(Excerpt from a dataset)
(begin)
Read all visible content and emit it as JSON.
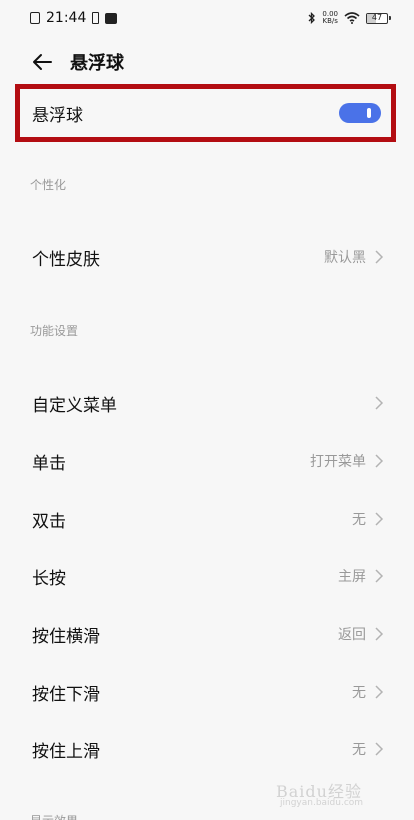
{
  "status_bar": {
    "time": "21:44",
    "net_speed_value": "0.00",
    "net_speed_unit": "KB/s",
    "battery": "47",
    "battery_level_percent": 47,
    "icons": [
      "photo-icon",
      "sim-icon",
      "mail-icon",
      "bluetooth-icon",
      "wifi-icon",
      "battery-icon"
    ]
  },
  "header": {
    "title": "悬浮球"
  },
  "float_ball": {
    "label": "悬浮球",
    "enabled": true,
    "toggle_color": "#4a72e8",
    "highlight_color": "#b30d12"
  },
  "sections": {
    "personalize": {
      "title": "个性化",
      "skin": {
        "label": "个性皮肤",
        "value": "默认黑"
      }
    },
    "functions": {
      "title": "功能设置",
      "custom_menu": {
        "label": "自定义菜单",
        "value": ""
      },
      "single_tap": {
        "label": "单击",
        "value": "打开菜单"
      },
      "double_tap": {
        "label": "双击",
        "value": "无"
      },
      "long_press": {
        "label": "长按",
        "value": "主屏"
      },
      "hold_swipe_horizontal": {
        "label": "按住横滑",
        "value": "返回"
      },
      "hold_swipe_down": {
        "label": "按住下滑",
        "value": "无"
      },
      "hold_swipe_up": {
        "label": "按住上滑",
        "value": "无"
      }
    },
    "display": {
      "title": "显示效果"
    }
  },
  "watermark": {
    "text": "Baidu经验",
    "sub": "jingyan.baidu.com"
  }
}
(end)
Problem to solve: Every line in the data above that contains "title" needs to be copied.

Response for this exercise:
    "title": "悬浮球"
      "title": "个性化",
      "title": "功能设置",
      "title": "显示效果"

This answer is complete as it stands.